+++ Provided material +++

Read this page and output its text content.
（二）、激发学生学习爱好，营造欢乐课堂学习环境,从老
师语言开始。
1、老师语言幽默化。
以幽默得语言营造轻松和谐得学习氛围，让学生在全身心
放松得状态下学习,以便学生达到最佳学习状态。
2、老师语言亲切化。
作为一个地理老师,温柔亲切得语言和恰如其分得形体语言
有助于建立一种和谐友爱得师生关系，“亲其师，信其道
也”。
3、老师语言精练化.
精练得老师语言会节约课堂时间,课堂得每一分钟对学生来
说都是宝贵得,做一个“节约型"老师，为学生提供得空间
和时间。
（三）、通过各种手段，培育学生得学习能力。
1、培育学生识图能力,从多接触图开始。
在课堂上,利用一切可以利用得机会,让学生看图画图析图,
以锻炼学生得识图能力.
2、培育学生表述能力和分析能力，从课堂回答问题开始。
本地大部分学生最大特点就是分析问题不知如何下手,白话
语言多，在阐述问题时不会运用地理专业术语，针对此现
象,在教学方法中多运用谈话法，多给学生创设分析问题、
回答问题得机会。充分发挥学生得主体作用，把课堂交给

+++

Set exercise:
Print all of the data exactly as it was given.

Result below:
Read this page and output its text content.
（二）、激发学生学习爱好，营造欢乐课堂学习环境,从老
师语言开始。
1、老师语言幽默化。
以幽默得语言营造轻松和谐得学习氛围，让学生在全身心
放松得状态下学习,以便学生达到最佳学习状态。
2、老师语言亲切化。
作为一个地理老师,温柔亲切得语言和恰如其分得形体语言
有助于建立一种和谐友爱得师生关系，“亲其师，信其道
也”。
3、老师语言精练化.
精练得老师语言会节约课堂时间,课堂得每一分钟对学生来
说都是宝贵得,做一个“节约型"老师，为学生提供得空间
和时间。
（三）、通过各种手段，培育学生得学习能力。
1、培育学生识图能力,从多接触图开始。
在课堂上,利用一切可以利用得机会,让学生看图画图析图,
以锻炼学生得识图能力.
2、培育学生表述能力和分析能力，从课堂回答问题开始。
本地大部分学生最大特点就是分析问题不知如何下手,白话
语言多，在阐述问题时不会运用地理专业术语，针对此现
象,在教学方法中多运用谈话法，多给学生创设分析问题、
回答问题得机会。充分发挥学生得主体作用，把课堂交给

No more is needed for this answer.